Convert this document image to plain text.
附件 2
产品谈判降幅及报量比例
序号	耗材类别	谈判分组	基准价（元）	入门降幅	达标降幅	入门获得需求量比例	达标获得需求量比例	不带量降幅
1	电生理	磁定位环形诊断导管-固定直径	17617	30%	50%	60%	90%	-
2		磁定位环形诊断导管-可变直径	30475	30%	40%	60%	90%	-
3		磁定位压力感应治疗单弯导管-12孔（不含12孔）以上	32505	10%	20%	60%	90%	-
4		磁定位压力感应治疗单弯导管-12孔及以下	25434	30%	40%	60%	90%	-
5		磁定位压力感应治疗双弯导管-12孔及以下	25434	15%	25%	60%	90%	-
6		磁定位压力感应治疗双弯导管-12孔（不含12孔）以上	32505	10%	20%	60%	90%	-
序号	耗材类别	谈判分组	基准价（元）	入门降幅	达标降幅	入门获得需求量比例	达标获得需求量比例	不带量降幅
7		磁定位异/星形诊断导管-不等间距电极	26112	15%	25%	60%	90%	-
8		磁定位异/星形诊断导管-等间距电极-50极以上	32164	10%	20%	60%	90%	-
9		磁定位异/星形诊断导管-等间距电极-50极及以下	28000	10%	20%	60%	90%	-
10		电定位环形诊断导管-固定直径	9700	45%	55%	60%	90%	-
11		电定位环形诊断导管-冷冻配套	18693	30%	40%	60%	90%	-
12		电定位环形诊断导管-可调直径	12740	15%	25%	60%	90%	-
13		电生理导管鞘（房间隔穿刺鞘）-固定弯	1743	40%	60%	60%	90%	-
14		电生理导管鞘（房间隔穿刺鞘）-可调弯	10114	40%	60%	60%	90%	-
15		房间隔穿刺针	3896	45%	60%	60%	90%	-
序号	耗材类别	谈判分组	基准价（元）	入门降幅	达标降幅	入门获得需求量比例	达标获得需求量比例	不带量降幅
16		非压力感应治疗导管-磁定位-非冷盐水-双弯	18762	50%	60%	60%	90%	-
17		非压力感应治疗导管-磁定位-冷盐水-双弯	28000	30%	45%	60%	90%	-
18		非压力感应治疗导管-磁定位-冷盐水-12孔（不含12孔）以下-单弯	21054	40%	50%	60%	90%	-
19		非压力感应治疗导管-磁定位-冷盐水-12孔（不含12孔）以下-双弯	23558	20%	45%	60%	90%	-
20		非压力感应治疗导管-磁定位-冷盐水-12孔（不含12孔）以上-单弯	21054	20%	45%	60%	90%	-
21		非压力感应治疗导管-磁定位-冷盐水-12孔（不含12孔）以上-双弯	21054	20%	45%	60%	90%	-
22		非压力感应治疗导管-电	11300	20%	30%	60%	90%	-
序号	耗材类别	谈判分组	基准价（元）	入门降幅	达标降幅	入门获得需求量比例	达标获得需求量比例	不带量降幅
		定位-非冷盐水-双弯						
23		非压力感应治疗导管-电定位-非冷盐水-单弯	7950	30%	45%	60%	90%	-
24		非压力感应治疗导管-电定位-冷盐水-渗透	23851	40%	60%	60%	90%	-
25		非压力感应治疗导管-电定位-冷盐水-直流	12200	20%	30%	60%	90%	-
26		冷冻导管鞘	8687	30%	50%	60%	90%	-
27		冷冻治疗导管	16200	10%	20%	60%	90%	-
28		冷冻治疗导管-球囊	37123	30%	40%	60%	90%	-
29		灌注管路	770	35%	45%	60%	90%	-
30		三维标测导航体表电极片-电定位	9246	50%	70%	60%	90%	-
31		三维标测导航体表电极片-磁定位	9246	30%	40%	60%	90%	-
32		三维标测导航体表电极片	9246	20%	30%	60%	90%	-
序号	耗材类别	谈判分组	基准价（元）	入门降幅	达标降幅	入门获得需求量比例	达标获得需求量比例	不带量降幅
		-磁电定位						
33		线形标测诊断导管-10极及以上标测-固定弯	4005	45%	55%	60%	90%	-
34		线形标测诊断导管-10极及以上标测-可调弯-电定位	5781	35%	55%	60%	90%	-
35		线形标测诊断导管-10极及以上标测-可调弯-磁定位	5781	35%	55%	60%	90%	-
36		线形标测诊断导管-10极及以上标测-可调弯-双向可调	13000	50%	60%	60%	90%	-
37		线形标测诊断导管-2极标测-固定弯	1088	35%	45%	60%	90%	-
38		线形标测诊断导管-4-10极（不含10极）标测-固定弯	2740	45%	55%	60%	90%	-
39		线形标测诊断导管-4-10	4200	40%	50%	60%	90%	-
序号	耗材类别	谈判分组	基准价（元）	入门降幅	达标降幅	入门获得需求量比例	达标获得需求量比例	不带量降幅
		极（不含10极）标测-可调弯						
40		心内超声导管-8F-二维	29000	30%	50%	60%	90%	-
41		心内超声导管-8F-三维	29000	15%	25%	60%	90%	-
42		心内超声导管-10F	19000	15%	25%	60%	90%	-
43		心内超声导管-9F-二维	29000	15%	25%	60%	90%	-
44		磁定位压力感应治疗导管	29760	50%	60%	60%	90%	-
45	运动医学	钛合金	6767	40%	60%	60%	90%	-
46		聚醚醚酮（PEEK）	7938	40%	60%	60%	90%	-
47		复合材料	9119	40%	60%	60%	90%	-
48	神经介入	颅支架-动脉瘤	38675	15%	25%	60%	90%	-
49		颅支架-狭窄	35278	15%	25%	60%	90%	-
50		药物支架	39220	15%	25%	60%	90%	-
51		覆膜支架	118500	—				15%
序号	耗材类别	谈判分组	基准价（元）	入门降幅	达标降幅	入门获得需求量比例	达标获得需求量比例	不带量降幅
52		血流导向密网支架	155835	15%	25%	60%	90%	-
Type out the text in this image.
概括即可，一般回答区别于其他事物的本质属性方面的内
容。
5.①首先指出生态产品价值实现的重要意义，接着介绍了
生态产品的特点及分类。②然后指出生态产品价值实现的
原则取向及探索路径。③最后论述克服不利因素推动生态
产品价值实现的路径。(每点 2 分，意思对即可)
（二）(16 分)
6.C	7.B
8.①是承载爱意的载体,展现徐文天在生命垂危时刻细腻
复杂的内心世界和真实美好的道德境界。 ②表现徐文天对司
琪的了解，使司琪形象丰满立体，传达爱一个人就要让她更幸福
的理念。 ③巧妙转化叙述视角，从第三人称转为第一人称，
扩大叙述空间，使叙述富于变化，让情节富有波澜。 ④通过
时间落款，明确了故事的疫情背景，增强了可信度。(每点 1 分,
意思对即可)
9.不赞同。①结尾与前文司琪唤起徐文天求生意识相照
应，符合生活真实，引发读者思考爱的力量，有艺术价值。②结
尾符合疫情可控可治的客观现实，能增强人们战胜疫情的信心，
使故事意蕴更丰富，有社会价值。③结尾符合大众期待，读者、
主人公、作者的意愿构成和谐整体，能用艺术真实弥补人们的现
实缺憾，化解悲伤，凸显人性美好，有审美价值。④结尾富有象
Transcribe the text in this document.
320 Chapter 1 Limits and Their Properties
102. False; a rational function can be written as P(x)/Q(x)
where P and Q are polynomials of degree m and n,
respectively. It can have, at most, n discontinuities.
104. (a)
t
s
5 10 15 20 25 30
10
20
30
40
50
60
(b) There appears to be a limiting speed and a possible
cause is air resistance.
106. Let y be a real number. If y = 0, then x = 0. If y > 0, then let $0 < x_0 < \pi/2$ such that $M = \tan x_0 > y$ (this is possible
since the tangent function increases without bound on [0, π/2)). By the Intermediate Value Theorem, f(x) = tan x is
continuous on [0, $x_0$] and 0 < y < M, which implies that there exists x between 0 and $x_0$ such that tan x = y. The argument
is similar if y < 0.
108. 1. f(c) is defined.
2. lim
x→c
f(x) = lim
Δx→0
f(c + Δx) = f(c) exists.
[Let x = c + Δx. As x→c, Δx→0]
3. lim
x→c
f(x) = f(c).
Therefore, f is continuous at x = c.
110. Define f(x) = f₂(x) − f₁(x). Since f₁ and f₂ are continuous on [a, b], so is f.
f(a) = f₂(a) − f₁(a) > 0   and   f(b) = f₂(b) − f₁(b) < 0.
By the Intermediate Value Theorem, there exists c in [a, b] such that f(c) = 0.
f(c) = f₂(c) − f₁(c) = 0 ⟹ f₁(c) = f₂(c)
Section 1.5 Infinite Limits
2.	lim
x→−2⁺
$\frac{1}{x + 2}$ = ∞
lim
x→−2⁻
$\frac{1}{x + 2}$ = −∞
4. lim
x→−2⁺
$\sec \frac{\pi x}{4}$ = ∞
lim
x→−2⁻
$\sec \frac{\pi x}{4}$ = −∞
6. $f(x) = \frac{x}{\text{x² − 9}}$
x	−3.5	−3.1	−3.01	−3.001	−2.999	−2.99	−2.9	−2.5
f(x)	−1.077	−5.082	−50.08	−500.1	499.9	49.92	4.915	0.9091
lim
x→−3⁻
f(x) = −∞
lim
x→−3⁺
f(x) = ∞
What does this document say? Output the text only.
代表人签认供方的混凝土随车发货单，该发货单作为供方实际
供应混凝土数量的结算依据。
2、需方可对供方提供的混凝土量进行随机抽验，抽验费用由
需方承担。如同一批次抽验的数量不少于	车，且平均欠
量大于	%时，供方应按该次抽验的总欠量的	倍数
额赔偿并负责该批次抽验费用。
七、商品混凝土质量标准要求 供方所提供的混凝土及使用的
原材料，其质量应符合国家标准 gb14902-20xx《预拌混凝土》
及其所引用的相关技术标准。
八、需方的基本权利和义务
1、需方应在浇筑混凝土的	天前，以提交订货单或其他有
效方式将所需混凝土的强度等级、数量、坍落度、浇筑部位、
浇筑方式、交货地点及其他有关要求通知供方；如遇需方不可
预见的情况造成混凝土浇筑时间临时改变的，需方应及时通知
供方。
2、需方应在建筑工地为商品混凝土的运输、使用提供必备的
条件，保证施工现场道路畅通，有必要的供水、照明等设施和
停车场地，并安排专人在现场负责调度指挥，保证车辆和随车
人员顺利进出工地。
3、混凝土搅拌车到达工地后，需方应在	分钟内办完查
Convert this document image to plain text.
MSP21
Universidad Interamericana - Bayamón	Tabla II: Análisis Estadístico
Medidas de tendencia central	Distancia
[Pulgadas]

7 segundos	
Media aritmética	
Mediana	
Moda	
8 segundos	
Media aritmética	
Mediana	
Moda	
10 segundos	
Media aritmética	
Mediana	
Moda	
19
********************
§ Aim of the task:
Exactly as written, give again every line from the one containing "What does this" through the last line of the material above, and no other lines.

§ In response:
What does this document say? Output the text only.
代表人签认供方的混凝土随车发货单，该发货单作为供方实际
供应混凝土数量的结算依据。
2、需方可对供方提供的混凝土量进行随机抽验，抽验费用由
需方承担。如同一批次抽验的数量不少于	车，且平均欠
量大于	%时，供方应按该次抽验的总欠量的	倍数
额赔偿并负责该批次抽验费用。
七、商品混凝土质量标准要求 供方所提供的混凝土及使用的
原材料，其质量应符合国家标准 gb14902-20xx《预拌混凝土》
及其所引用的相关技术标准。
八、需方的基本权利和义务
1、需方应在浇筑混凝土的	天前，以提交订货单或其他有
效方式将所需混凝土的强度等级、数量、坍落度、浇筑部位、
浇筑方式、交货地点及其他有关要求通知供方；如遇需方不可
预见的情况造成混凝土浇筑时间临时改变的，需方应及时通知
供方。
2、需方应在建筑工地为商品混凝土的运输、使用提供必备的
条件，保证施工现场道路畅通，有必要的供水、照明等设施和
停车场地，并安排专人在现场负责调度指挥，保证车辆和随车
人员顺利进出工地。
3、混凝土搅拌车到达工地后，需方应在	分钟内办完查
Convert this document image to plain text.
MSP21
Universidad Interamericana - Bayamón	Tabla II: Análisis Estadístico
Medidas de tendencia central	Distancia
[Pulgadas]

7 segundos	
Media aritmética	
Mediana	
Moda	
8 segundos	
Media aritmética	
Mediana	
Moda	
10 segundos	
Media aritmética	
Mediana	
Moda	
19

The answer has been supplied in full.